> _The problem_: Copy out every line of the records below with nothing changed, added, or left out.

[BEGIN]

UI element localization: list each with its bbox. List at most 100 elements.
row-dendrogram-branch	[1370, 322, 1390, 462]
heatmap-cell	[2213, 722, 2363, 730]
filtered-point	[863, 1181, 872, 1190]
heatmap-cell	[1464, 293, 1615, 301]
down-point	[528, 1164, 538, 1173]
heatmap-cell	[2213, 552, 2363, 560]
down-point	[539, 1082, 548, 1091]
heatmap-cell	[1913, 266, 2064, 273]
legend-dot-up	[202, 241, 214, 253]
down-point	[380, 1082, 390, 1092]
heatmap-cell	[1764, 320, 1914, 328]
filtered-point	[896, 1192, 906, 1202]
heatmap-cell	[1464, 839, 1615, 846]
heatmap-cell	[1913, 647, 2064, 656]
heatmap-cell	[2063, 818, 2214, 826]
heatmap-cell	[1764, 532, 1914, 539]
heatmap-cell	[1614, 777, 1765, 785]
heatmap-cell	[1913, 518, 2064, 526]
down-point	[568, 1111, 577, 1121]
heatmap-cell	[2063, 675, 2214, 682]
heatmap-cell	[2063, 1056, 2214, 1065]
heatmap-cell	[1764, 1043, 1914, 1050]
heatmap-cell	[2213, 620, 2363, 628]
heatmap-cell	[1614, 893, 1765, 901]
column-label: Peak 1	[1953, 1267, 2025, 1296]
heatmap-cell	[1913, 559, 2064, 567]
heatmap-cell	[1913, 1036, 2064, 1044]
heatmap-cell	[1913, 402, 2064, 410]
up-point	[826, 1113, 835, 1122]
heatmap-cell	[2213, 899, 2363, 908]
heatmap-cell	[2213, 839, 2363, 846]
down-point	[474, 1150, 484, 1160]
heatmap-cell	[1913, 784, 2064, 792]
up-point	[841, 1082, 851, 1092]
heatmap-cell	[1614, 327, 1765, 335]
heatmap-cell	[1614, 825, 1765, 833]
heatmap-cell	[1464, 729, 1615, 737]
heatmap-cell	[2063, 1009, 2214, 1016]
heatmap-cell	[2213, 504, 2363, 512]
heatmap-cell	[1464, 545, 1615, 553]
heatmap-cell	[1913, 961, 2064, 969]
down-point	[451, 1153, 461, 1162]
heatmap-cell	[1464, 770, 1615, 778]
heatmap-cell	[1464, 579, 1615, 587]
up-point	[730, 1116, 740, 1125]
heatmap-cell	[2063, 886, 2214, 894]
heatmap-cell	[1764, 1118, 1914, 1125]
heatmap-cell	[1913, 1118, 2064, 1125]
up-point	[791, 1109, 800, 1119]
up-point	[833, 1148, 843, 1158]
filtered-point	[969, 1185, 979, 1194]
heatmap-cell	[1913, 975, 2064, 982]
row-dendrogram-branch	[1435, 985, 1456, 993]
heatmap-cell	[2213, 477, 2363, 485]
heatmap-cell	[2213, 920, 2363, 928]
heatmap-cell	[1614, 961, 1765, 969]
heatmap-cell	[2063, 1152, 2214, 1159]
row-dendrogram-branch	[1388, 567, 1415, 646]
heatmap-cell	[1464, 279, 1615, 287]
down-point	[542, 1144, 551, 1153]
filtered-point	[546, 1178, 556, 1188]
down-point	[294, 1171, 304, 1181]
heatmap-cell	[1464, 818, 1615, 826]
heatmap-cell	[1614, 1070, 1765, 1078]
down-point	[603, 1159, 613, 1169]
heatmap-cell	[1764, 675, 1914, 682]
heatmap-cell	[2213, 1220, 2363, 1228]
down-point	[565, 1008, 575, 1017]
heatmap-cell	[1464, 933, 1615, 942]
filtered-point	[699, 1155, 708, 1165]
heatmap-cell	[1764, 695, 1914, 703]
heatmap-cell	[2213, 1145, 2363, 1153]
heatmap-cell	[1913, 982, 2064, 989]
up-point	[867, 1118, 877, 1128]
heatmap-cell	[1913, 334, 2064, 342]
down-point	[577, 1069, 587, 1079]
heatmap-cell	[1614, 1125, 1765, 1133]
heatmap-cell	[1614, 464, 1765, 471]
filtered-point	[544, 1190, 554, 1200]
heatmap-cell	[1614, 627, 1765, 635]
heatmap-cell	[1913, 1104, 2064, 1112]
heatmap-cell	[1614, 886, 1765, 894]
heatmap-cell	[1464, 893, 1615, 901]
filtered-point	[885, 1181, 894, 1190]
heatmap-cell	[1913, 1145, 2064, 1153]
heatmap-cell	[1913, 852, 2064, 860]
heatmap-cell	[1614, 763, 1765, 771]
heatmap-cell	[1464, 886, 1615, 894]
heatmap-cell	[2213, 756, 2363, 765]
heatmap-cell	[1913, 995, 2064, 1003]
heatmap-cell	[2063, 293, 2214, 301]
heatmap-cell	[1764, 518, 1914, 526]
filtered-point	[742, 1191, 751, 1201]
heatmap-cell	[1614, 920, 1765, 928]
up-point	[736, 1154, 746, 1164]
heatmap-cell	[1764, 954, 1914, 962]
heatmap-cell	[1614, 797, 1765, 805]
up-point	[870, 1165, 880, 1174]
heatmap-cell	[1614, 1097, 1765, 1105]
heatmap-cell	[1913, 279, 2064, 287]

[END]

> _Solution to this problem_:
UI element localization: list each with its bbox. List at most 100 elements.
row-dendrogram-branch	[1370, 322, 1390, 462]
heatmap-cell	[2213, 722, 2363, 730]
filtered-point	[863, 1181, 872, 1190]
heatmap-cell	[1464, 293, 1615, 301]
down-point	[528, 1164, 538, 1173]
heatmap-cell	[2213, 552, 2363, 560]
down-point	[539, 1082, 548, 1091]
heatmap-cell	[1913, 266, 2064, 273]
legend-dot-up	[202, 241, 214, 253]
down-point	[380, 1082, 390, 1092]
heatmap-cell	[1764, 320, 1914, 328]
filtered-point	[896, 1192, 906, 1202]
heatmap-cell	[1464, 839, 1615, 846]
heatmap-cell	[1913, 647, 2064, 656]
heatmap-cell	[2063, 818, 2214, 826]
heatmap-cell	[1764, 532, 1914, 539]
heatmap-cell	[1614, 777, 1765, 785]
heatmap-cell	[1913, 518, 2064, 526]
down-point	[568, 1111, 577, 1121]
heatmap-cell	[2063, 675, 2214, 682]
heatmap-cell	[2063, 1056, 2214, 1065]
heatmap-cell	[1764, 1043, 1914, 1050]
heatmap-cell	[2213, 620, 2363, 628]
heatmap-cell	[1614, 893, 1765, 901]
column-label: Peak 1	[1953, 1267, 2025, 1296]
heatmap-cell	[1913, 559, 2064, 567]
heatmap-cell	[1913, 1036, 2064, 1044]
heatmap-cell	[1913, 402, 2064, 410]
up-point	[826, 1113, 835, 1122]
heatmap-cell	[2213, 899, 2363, 908]
heatmap-cell	[2213, 839, 2363, 846]
down-point	[474, 1150, 484, 1160]
heatmap-cell	[1913, 784, 2064, 792]
up-point	[841, 1082, 851, 1092]
heatmap-cell	[1614, 327, 1765, 335]
heatmap-cell	[1614, 825, 1765, 833]
heatmap-cell	[1464, 729, 1615, 737]
heatmap-cell	[2063, 1009, 2214, 1016]
heatmap-cell	[2213, 504, 2363, 512]
heatmap-cell	[1464, 545, 1615, 553]
heatmap-cell	[1913, 961, 2064, 969]
down-point	[451, 1153, 461, 1162]
heatmap-cell	[1464, 770, 1615, 778]
heatmap-cell	[1464, 579, 1615, 587]
up-point	[730, 1116, 740, 1125]
heatmap-cell	[2063, 886, 2214, 894]
heatmap-cell	[1764, 1118, 1914, 1125]
heatmap-cell	[1913, 1118, 2064, 1125]
up-point	[791, 1109, 800, 1119]
up-point	[833, 1148, 843, 1158]
filtered-point	[969, 1185, 979, 1194]
heatmap-cell	[1913, 975, 2064, 982]
row-dendrogram-branch	[1435, 985, 1456, 993]
heatmap-cell	[2213, 477, 2363, 485]
heatmap-cell	[2213, 920, 2363, 928]
heatmap-cell	[1614, 961, 1765, 969]
heatmap-cell	[2063, 1152, 2214, 1159]
row-dendrogram-branch	[1388, 567, 1415, 646]
heatmap-cell	[1464, 279, 1615, 287]
down-point	[542, 1144, 551, 1153]
filtered-point	[546, 1178, 556, 1188]
down-point	[294, 1171, 304, 1181]
heatmap-cell	[1464, 818, 1615, 826]
heatmap-cell	[1614, 1070, 1765, 1078]
down-point	[603, 1159, 613, 1169]
heatmap-cell	[1764, 675, 1914, 682]
heatmap-cell	[2213, 1220, 2363, 1228]
down-point	[565, 1008, 575, 1017]
heatmap-cell	[1464, 933, 1615, 942]
filtered-point	[699, 1155, 708, 1165]
heatmap-cell	[1764, 695, 1914, 703]
heatmap-cell	[2213, 1145, 2363, 1153]
heatmap-cell	[1913, 982, 2064, 989]
up-point	[867, 1118, 877, 1128]
heatmap-cell	[1913, 334, 2064, 342]
down-point	[577, 1069, 587, 1079]
heatmap-cell	[1614, 1125, 1765, 1133]
heatmap-cell	[1614, 464, 1765, 471]
filtered-point	[544, 1190, 554, 1200]
heatmap-cell	[1614, 627, 1765, 635]
heatmap-cell	[1913, 1104, 2064, 1112]
heatmap-cell	[1614, 886, 1765, 894]
heatmap-cell	[1464, 893, 1615, 901]
filtered-point	[885, 1181, 894, 1190]
heatmap-cell	[1913, 1145, 2064, 1153]
heatmap-cell	[1913, 852, 2064, 860]
heatmap-cell	[1614, 763, 1765, 771]
heatmap-cell	[1464, 886, 1615, 894]
heatmap-cell	[2213, 756, 2363, 765]
heatmap-cell	[1913, 995, 2064, 1003]
heatmap-cell	[2063, 293, 2214, 301]
heatmap-cell	[1764, 518, 1914, 526]
filtered-point	[742, 1191, 751, 1201]
heatmap-cell	[1614, 920, 1765, 928]
up-point	[736, 1154, 746, 1164]
heatmap-cell	[1764, 954, 1914, 962]
heatmap-cell	[1614, 797, 1765, 805]
up-point	[870, 1165, 880, 1174]
heatmap-cell	[1614, 1097, 1765, 1105]
heatmap-cell	[1913, 279, 2064, 287]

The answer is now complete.